→ Items from a dataset:
============
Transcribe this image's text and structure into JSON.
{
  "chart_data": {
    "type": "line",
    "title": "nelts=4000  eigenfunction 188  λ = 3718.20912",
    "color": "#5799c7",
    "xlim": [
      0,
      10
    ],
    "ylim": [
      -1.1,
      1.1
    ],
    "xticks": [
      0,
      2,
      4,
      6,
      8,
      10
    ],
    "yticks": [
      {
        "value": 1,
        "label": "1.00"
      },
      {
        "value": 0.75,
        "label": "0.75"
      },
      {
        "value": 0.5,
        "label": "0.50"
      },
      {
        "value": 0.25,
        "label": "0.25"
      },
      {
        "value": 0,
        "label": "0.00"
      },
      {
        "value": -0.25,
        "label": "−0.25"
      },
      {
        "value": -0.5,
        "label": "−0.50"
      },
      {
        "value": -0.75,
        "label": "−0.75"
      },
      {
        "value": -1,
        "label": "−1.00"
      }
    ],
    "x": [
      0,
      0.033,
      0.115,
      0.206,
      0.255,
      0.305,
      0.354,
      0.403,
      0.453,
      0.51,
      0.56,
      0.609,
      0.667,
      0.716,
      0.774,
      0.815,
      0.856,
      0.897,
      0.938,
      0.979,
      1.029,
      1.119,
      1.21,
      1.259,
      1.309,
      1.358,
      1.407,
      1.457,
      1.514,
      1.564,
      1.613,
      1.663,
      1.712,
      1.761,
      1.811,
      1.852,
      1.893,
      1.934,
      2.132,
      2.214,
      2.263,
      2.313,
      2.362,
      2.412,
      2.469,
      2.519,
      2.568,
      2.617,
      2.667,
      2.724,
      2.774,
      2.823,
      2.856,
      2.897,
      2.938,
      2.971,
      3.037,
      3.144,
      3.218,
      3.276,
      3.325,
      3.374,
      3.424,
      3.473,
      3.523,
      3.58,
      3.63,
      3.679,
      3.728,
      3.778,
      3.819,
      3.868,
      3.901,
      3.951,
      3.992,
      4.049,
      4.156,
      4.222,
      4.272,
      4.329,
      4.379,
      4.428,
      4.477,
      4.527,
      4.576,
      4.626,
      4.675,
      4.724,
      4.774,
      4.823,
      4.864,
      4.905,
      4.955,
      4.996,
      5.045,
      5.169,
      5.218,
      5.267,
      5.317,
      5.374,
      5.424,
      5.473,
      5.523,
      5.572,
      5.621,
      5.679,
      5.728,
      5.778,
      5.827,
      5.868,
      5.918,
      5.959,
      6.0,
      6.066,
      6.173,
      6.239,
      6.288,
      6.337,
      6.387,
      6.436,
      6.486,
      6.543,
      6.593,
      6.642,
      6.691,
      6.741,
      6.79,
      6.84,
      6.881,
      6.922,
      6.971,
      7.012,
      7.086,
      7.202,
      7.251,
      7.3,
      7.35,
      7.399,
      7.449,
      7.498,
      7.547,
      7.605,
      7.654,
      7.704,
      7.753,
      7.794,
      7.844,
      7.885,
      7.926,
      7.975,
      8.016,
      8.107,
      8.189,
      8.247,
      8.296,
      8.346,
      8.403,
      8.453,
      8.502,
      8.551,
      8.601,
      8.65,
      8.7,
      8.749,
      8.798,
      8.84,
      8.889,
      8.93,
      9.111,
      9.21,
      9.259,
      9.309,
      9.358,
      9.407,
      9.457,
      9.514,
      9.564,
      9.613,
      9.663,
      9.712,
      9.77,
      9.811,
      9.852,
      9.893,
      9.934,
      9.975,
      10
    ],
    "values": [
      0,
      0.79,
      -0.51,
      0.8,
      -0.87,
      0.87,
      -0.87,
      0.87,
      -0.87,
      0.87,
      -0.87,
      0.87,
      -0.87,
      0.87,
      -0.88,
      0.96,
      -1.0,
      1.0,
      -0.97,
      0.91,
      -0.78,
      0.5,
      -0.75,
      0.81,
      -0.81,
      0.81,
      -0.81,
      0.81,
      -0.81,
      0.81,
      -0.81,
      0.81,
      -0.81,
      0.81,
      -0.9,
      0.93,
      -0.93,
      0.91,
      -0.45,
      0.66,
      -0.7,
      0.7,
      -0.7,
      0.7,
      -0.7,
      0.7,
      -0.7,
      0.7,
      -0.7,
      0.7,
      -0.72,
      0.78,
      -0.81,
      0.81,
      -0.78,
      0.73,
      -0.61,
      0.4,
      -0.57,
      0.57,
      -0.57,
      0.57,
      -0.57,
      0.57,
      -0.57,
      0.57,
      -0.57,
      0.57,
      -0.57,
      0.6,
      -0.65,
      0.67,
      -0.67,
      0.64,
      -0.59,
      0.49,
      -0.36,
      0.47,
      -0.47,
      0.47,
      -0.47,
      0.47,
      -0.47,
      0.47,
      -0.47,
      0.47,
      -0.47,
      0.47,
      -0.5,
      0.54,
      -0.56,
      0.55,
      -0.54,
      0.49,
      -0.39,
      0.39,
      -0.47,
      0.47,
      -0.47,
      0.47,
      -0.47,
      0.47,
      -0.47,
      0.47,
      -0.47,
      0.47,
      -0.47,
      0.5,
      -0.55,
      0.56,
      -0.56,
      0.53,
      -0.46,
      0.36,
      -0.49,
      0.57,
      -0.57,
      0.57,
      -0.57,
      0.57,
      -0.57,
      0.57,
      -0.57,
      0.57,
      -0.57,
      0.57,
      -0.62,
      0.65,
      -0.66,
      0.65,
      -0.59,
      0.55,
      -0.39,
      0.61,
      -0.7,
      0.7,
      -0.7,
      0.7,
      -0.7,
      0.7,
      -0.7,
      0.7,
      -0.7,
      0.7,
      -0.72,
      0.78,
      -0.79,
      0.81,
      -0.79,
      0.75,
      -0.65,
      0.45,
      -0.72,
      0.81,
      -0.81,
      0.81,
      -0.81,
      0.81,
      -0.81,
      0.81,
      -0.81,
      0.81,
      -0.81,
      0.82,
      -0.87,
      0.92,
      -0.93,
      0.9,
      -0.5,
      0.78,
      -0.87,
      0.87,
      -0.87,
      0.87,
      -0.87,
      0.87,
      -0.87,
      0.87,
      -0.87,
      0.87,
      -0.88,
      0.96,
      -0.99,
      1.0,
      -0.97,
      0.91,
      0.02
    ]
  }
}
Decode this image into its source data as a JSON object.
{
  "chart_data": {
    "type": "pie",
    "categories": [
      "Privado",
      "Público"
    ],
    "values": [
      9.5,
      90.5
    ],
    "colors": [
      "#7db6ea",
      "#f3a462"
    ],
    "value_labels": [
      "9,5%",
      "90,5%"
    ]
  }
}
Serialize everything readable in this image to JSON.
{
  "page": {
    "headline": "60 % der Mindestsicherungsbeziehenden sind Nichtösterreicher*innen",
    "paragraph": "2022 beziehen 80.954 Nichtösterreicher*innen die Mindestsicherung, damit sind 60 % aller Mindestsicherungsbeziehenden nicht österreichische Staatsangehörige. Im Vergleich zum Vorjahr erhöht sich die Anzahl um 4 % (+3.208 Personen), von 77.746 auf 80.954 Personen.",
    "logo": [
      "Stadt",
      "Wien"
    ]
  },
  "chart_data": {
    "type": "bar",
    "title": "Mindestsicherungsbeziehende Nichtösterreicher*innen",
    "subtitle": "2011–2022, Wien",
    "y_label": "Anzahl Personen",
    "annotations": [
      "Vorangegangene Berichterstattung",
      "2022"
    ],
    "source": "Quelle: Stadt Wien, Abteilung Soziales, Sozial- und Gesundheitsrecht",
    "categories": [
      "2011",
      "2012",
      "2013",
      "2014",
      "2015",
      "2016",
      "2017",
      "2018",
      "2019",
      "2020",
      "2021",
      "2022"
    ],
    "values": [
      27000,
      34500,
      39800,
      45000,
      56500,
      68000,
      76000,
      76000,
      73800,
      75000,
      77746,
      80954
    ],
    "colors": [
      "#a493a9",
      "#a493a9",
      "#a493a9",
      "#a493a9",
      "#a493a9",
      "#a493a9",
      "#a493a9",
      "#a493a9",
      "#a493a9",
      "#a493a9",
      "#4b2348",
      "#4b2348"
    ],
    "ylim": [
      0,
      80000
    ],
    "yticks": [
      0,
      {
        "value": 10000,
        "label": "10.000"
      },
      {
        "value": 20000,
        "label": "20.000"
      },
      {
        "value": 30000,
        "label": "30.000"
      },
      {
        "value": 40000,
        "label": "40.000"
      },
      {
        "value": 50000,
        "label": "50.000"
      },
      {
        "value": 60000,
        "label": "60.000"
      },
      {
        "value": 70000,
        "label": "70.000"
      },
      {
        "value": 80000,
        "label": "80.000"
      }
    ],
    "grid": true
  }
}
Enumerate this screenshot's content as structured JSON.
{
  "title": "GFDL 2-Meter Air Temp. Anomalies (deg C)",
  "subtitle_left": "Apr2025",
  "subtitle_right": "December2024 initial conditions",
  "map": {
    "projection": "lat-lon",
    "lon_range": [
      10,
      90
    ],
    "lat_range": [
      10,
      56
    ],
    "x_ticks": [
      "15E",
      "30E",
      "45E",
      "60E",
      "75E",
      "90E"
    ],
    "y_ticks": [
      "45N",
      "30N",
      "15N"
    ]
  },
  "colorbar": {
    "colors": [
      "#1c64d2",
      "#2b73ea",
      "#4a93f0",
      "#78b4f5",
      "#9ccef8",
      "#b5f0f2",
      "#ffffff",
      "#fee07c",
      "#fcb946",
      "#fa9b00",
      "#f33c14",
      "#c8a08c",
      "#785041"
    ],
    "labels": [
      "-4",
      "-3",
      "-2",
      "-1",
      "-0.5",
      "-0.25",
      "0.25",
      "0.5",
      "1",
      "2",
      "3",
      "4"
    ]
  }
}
============
→ Your goal:
Search the data above for the word "image", then gather each line in which it appears.

→ Answer below:
Transcribe this image's text and structure into JSON.
Decode this image into its source data as a JSON object.
Serialize everything readable in this image to JSON.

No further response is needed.